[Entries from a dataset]
════════

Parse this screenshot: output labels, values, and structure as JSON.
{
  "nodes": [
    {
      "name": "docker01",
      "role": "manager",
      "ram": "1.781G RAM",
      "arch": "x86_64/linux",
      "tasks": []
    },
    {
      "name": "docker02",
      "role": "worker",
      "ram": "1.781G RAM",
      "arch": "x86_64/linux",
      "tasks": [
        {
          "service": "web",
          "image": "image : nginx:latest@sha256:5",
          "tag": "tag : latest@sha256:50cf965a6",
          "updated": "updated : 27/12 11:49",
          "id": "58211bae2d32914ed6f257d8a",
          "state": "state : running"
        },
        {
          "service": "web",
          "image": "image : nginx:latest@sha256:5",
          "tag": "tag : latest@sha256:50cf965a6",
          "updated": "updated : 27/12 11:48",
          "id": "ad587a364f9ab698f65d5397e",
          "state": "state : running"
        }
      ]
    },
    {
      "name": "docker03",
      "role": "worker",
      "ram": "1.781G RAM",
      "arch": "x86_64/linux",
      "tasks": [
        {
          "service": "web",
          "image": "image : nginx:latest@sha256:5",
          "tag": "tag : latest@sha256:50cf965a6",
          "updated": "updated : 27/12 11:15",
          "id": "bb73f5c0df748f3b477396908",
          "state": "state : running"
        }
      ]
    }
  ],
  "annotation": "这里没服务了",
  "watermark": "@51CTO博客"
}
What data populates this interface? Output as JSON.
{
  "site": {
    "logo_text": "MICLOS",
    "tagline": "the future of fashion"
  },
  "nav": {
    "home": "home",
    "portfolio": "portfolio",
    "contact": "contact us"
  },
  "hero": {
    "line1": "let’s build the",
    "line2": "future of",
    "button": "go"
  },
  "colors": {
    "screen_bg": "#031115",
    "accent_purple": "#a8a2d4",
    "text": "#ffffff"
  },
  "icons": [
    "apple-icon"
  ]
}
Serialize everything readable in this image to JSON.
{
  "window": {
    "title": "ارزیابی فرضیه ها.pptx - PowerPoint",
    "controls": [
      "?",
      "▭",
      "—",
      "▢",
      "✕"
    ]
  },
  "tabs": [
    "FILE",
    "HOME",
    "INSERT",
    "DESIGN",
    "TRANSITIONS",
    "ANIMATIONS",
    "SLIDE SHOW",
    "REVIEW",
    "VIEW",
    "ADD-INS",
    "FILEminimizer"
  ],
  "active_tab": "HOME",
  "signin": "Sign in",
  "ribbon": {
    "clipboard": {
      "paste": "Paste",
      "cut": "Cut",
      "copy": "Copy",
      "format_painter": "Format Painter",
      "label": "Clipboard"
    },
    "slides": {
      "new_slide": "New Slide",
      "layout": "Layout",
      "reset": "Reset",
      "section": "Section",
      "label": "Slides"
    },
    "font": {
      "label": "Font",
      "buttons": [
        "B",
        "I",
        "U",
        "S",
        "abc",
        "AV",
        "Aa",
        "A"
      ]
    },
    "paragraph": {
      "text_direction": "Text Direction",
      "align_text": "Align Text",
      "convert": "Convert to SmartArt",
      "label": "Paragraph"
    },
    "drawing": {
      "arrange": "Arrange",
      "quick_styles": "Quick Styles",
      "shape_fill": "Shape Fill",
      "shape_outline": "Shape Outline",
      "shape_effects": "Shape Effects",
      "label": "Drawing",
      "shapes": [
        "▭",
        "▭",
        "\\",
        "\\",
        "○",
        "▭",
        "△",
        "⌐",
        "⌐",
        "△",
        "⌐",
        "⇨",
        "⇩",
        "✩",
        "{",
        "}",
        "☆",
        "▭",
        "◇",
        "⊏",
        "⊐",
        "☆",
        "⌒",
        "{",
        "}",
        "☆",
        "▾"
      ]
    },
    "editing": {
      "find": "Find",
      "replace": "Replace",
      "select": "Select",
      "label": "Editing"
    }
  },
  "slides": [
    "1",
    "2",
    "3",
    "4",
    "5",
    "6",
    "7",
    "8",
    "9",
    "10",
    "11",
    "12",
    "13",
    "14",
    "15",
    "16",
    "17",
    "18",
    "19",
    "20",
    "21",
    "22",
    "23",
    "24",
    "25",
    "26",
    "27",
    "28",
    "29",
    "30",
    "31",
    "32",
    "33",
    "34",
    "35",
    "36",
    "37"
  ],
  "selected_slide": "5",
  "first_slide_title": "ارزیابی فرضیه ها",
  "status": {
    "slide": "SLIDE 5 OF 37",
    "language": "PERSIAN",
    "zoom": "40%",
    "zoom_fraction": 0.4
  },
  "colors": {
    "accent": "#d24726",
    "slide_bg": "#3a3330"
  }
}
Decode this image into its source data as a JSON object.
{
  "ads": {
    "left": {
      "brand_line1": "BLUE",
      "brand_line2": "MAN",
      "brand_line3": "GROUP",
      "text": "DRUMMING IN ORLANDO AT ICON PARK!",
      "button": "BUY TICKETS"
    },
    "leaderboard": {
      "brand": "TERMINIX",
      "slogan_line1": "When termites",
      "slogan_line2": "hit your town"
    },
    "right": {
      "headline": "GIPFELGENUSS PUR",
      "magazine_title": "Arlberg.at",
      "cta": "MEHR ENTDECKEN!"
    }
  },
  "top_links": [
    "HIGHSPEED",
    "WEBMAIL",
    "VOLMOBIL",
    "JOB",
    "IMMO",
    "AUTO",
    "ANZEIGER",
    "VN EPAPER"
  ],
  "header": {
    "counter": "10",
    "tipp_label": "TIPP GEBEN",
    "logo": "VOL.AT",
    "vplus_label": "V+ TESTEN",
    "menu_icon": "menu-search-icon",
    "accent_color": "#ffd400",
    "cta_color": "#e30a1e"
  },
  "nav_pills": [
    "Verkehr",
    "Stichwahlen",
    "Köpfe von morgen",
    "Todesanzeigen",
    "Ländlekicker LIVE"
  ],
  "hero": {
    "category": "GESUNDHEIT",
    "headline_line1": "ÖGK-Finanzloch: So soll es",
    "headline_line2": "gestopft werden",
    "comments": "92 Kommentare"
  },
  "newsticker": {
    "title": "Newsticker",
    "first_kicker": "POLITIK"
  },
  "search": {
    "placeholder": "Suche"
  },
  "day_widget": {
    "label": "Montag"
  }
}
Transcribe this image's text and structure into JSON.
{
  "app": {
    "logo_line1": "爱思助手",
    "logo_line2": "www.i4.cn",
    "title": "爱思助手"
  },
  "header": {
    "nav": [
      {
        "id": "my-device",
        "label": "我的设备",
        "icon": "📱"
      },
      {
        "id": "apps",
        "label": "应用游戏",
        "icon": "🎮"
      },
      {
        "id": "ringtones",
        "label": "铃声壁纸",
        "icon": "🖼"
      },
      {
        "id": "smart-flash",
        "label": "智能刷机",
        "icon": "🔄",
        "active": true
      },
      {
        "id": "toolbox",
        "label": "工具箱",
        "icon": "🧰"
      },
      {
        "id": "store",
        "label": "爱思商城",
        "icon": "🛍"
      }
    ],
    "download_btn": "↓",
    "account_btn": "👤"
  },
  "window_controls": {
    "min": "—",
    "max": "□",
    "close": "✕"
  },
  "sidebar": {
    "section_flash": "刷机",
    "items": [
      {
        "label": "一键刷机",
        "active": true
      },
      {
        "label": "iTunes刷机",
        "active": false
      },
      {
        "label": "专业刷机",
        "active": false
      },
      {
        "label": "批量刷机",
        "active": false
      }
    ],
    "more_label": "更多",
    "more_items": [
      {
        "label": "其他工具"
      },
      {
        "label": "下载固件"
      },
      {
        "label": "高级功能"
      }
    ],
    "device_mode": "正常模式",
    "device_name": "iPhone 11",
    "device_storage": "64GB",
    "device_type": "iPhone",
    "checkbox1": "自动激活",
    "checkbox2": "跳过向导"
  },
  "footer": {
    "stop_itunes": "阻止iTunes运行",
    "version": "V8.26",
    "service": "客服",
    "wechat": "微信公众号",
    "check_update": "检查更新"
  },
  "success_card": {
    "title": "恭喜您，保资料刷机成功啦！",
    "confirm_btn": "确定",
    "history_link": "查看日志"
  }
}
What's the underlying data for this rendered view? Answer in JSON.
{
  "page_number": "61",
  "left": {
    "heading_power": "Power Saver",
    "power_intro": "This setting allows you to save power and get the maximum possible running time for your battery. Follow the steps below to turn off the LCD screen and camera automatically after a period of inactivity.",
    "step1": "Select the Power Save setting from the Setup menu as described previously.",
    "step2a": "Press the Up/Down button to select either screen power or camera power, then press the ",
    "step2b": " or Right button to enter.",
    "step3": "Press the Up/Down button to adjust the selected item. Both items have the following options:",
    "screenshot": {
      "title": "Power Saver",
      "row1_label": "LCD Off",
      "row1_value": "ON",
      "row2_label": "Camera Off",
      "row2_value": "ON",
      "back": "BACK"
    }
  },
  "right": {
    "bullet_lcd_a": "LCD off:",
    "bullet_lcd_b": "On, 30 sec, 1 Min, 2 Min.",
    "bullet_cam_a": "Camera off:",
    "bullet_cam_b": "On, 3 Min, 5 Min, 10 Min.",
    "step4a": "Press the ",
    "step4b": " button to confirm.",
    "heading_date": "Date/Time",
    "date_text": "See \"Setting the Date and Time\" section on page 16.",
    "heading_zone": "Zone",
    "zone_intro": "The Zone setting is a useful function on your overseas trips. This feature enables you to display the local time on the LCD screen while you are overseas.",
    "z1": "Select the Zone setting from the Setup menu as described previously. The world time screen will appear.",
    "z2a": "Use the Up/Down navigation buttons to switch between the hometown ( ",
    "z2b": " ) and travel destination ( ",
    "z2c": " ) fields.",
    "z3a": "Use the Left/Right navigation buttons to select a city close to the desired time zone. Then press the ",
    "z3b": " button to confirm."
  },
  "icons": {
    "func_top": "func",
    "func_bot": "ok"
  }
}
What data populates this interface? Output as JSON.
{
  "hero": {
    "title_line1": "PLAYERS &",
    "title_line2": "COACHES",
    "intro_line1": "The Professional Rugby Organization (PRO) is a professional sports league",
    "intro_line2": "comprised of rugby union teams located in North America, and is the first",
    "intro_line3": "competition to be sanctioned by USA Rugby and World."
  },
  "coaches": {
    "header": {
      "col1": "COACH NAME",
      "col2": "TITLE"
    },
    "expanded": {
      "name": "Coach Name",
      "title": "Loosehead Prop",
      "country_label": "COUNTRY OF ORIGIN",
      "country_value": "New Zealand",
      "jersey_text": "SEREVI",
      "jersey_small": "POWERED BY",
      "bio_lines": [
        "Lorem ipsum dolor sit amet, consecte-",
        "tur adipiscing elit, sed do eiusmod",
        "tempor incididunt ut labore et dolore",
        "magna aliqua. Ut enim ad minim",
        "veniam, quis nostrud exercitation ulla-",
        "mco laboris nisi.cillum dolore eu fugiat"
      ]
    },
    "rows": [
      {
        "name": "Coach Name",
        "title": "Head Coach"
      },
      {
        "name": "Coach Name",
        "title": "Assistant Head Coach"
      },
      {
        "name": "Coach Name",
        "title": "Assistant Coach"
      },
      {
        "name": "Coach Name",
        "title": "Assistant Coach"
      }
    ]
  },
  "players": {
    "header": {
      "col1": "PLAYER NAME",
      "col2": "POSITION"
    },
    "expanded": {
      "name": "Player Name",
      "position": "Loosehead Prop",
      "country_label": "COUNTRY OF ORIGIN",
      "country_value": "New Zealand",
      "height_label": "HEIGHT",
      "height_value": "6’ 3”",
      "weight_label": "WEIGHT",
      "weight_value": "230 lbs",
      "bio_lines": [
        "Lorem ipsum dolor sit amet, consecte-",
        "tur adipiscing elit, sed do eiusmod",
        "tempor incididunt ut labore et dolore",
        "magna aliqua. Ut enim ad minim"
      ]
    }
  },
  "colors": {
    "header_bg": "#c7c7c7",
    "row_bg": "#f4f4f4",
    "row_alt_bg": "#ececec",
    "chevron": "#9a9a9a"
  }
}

════════

TASK:
Spot every line that holds "screenshot" and copy it.

RESULT FOR THIS TASK:
Parse this screenshot: output labels, values, and structure as JSON.
    "screenshot": {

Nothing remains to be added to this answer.